= Chilton Williamson Jr. =

American author

Chilton Williamson Jr. is an American author. 2015–2019, he was the editor of Chronicles and acting president of the Rockford Institute.

He is also known for his novel Mexico Way (2008).

== Biography ==
Williamson was born in New York City. His father was a former Barnard history professor, Chilton Williamson.

Williamson graduated from Trinity School, and attended Bowdoin College in Maine for a year before transferring to Columbia, graduating in 1969. He majored in European history, and studied American history.

Williamson moved in 1979 to Wyoming, where he worked on a drilling rig in the gas fields. He then wrote the book Roughnecking It (1982) and later said "It was the best year of my life, and I made lasting friends." He also lived two years in New Mexico.

1976–1989, he was a literary editor of The National Review.

******

### AIM OF THE EXERCISE
Continue the biography of Chilton Williamson Jr. from the point where it stops.

### SUPPLIED DATA
******

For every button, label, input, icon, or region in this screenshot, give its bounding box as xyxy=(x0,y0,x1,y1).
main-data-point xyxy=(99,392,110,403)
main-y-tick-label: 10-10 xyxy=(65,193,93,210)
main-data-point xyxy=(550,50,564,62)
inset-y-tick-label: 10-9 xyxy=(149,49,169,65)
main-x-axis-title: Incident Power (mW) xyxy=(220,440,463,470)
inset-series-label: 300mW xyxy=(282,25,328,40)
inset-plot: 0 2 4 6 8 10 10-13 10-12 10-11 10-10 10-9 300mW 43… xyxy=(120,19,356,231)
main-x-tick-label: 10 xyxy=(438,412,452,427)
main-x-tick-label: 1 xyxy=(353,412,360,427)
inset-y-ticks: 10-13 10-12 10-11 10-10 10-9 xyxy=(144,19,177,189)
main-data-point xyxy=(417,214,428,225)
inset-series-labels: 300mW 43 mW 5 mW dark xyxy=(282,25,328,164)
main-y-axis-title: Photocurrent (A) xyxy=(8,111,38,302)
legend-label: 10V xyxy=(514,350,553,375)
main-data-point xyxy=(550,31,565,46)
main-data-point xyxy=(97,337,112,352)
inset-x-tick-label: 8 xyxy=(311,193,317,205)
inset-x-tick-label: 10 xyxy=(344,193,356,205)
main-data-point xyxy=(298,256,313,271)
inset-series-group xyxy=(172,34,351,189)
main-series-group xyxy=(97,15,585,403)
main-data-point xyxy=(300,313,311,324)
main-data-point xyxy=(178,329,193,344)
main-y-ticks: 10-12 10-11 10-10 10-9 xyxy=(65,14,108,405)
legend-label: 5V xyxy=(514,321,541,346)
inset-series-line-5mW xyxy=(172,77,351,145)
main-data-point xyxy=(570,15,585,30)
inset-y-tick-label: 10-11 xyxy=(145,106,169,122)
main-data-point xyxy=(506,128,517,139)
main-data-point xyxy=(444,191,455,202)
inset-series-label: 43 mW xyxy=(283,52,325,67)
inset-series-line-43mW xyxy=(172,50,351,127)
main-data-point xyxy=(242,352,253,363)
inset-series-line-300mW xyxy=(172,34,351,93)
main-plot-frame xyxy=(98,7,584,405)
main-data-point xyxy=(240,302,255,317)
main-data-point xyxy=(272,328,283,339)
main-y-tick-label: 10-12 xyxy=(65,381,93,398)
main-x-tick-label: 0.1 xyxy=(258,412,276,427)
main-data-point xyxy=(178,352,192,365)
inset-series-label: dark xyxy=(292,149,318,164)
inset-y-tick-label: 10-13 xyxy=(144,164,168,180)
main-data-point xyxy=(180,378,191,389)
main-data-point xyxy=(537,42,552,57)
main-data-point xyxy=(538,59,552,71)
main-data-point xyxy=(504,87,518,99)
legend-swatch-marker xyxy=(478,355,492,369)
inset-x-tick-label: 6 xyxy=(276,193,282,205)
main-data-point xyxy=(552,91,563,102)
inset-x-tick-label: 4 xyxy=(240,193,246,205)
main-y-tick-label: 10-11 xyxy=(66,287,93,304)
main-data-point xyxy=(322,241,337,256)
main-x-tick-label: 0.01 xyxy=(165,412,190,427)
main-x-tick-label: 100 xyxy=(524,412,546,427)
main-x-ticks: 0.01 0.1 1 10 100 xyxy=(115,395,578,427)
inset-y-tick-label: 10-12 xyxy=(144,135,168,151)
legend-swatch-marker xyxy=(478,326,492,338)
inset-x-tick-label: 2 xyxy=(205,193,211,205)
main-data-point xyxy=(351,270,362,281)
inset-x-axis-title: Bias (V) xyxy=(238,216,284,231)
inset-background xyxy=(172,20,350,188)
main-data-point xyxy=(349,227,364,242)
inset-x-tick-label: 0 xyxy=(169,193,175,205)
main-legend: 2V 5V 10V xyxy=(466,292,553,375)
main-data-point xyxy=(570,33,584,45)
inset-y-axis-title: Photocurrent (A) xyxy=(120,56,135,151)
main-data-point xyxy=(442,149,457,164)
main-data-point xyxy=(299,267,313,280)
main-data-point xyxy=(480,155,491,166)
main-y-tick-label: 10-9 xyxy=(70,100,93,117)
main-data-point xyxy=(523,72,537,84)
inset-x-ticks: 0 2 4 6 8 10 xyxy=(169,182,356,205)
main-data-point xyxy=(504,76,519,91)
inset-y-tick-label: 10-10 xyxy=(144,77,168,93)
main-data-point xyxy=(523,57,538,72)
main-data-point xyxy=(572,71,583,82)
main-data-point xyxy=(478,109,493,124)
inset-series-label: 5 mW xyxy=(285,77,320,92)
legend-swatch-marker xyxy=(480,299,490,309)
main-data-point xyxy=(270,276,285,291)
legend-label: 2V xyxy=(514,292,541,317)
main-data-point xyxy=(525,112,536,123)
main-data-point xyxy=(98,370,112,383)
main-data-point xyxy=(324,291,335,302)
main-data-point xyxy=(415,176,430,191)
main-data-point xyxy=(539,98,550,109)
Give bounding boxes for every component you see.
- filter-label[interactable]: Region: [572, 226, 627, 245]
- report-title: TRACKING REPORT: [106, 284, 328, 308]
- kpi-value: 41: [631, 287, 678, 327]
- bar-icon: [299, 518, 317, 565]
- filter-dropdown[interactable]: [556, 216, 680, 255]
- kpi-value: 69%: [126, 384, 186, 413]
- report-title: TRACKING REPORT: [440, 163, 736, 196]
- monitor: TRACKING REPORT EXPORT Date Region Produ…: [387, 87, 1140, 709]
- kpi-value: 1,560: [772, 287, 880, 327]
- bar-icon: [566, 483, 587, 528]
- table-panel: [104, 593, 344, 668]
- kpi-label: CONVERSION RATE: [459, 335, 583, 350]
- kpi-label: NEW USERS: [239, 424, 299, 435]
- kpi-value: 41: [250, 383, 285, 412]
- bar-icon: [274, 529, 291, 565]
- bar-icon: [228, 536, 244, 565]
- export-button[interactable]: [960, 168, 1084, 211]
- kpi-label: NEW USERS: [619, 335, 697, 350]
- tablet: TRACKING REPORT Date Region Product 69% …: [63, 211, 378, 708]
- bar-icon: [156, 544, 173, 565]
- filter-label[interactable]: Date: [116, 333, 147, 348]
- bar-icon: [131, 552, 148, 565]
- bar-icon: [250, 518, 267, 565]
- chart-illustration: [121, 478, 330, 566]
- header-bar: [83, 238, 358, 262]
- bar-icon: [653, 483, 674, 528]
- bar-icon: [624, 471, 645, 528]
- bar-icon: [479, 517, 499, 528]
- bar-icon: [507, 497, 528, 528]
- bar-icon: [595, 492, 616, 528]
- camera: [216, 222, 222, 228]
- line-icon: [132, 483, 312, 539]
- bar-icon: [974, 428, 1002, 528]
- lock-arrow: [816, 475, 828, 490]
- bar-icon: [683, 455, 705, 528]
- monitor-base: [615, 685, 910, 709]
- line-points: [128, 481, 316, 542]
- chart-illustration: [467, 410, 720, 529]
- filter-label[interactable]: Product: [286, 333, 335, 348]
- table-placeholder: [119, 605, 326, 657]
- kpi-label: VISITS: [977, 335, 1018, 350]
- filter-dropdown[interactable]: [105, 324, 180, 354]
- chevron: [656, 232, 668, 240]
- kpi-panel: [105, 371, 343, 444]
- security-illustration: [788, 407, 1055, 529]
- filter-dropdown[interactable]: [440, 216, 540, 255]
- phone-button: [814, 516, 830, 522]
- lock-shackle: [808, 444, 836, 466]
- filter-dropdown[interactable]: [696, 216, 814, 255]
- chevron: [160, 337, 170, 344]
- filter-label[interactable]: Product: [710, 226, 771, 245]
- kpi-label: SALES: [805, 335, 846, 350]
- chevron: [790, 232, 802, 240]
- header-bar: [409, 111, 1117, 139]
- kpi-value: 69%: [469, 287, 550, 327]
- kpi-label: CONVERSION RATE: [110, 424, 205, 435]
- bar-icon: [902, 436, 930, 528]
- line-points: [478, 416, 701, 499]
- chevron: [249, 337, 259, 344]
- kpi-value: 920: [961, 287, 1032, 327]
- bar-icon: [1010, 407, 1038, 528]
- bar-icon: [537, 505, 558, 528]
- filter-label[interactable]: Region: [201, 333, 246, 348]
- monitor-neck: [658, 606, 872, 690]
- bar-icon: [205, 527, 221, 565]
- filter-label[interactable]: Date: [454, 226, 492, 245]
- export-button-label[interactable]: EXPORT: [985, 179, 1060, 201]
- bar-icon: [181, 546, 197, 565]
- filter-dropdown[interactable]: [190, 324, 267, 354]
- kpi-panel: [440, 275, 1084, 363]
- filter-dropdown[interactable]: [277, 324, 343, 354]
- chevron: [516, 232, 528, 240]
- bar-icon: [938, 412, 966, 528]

******

### EXERCISE OUTPUT
In 1989 he started writing for Chronicles, where he wrote the columns "The Hundredth Meridian" and "What's Wrong With the World". Williamson was its senior editor for books since 1989, and became editor of the magazine in June 2015. The book The Hundredth Meridian (2005) is a collection of columns he wrote for Chronicles, in which the Western landscape becomes a character in itself.

Williamson has also written for the publications Catholic World Report, Harper's, The New Republic, Commonweal, The New Leader, The American Spectator, Crisis and The Nation.

In The Conservative Bookshelf, Williamson selected fifty books.

== Bibliography ==
Williamson has written works of fiction, narrative nonfiction, and nonfiction, some of which are:
- Saltbound: A Block Island Winter (Methuen, 1980)
- Roughnecking It: Or, Life in the Overthrust (1982)
- Trilogy:
  - Desert Light (St. Martin's, 1987) (Novel)
  - The Homestead (1990) (Novel)
  - Jerusalem, Jerusalem! (2017, Chronicles Press) (Novel)
- Mexico Way (2008)
- The Education of Héctor Villa
- After Tocqueville: The Promise and Failure of Democracy (ISI Books, 2012)
- The Hundredth Meridian (A collection of 22 columns in Chronicles)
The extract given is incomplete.